#### SHORT TASK
Among the lines below, list those containing the string "ijro".

#### EXERCISE DATA
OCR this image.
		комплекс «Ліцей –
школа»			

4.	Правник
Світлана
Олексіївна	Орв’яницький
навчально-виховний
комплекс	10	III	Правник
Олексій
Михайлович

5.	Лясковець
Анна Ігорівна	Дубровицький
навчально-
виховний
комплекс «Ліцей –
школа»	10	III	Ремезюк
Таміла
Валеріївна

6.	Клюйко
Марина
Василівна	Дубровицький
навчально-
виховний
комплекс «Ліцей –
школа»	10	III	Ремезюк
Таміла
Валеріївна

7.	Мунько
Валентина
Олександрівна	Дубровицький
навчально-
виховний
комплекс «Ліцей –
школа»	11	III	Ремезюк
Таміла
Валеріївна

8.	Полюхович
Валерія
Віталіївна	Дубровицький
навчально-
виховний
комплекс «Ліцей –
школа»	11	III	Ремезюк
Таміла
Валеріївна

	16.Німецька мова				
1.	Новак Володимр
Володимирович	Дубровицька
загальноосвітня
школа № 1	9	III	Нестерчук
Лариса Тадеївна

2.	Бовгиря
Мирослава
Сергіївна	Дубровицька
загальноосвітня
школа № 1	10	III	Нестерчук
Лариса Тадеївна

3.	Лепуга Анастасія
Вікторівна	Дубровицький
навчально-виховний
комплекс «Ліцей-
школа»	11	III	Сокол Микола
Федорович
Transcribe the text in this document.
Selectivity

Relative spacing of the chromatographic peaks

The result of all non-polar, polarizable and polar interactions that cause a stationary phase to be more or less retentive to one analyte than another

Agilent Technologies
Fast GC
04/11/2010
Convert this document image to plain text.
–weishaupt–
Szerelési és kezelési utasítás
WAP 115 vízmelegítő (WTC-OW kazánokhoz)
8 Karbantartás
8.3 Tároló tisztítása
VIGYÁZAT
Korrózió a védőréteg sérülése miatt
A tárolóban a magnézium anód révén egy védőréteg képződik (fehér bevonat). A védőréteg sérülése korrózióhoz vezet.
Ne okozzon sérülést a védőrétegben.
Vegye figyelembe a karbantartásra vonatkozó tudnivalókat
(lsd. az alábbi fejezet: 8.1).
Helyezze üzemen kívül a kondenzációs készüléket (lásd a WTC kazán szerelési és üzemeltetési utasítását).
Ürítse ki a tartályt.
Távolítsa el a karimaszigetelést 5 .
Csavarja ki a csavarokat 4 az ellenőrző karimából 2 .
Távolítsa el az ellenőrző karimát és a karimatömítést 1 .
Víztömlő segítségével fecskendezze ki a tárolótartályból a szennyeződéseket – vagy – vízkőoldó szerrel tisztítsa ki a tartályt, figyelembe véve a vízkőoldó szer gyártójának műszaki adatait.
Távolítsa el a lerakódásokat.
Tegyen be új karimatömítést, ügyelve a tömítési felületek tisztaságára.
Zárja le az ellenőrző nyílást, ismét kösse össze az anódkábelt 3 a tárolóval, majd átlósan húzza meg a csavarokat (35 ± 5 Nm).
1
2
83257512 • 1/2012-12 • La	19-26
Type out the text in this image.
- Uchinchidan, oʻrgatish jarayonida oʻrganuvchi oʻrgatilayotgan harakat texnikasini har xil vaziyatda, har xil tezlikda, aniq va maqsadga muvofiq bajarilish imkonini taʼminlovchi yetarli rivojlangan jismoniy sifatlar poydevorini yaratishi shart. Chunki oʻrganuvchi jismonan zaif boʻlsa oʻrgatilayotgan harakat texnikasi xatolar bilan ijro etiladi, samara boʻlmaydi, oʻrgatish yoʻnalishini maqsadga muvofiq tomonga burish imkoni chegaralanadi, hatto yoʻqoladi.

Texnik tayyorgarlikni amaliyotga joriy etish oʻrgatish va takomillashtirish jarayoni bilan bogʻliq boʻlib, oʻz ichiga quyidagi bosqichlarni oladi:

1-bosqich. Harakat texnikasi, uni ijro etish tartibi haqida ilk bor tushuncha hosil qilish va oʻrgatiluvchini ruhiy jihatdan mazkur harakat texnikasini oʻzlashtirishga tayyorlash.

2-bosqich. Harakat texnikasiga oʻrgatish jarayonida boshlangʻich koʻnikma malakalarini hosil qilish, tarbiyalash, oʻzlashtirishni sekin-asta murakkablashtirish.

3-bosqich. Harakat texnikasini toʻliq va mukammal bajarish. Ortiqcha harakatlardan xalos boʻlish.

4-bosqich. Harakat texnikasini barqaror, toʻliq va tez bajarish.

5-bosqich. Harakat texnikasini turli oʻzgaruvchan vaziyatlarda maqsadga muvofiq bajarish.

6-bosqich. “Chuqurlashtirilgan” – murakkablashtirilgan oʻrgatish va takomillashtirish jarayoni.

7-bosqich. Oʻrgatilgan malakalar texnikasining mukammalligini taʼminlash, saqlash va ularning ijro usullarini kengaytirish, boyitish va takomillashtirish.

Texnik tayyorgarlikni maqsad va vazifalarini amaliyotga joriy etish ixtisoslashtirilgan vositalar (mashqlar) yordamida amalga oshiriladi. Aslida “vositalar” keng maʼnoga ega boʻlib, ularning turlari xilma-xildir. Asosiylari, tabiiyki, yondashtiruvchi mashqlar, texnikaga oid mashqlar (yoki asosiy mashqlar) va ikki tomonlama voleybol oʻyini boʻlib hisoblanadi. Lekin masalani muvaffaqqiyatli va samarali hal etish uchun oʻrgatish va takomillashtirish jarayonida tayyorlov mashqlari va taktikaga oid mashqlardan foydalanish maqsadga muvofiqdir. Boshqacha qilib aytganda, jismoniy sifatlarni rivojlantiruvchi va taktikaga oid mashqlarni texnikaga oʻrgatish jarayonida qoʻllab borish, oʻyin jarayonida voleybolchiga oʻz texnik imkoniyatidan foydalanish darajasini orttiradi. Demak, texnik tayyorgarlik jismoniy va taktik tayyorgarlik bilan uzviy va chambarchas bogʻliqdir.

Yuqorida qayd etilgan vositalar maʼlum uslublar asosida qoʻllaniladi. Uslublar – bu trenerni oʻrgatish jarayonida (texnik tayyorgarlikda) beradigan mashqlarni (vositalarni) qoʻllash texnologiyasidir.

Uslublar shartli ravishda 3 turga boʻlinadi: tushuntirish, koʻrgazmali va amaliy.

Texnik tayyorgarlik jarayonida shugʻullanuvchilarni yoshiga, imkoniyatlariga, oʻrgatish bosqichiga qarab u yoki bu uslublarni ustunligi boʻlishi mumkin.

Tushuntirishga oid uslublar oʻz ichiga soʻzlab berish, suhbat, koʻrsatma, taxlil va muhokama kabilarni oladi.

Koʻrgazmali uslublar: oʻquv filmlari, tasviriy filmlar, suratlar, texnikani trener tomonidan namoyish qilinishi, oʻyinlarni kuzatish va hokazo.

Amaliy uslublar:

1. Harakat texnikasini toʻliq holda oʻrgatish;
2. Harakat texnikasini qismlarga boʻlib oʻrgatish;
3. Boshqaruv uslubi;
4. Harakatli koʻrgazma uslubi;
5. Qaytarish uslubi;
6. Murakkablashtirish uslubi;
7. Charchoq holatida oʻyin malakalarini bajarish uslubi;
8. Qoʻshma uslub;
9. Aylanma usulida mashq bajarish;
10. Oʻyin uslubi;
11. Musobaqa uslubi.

#### WRITTEN SOLUTION
- Uchinchidan, oʻrgatish jarayonida oʻrganuvchi oʻrgatilayotgan harakat texnikasini har xil vaziyatda, har xil tezlikda, aniq va maqsadga muvofiq bajarilish imkonini taʼminlovchi yetarli rivojlangan jismoniy sifatlar poydevorini yaratishi shart. Chunki oʻrganuvchi jismonan zaif boʻlsa oʻrgatilayotgan harakat texnikasi xatolar bilan ijro etiladi, samara boʻlmaydi, oʻrgatish yoʻnalishini maqsadga muvofiq tomonga burish imkoni chegaralanadi, hatto yoʻqoladi.
1-bosqich. Harakat texnikasi, uni ijro etish tartibi haqida ilk bor tushuncha hosil qilish va oʻrgatiluvchini ruhiy jihatdan mazkur harakat texnikasini oʻzlashtirishga tayyorlash.
7-bosqich. Oʻrgatilgan malakalar texnikasining mukammalligini taʼminlash, saqlash va ularning ijro usullarini kengaytirish, boyitish va takomillashtirish.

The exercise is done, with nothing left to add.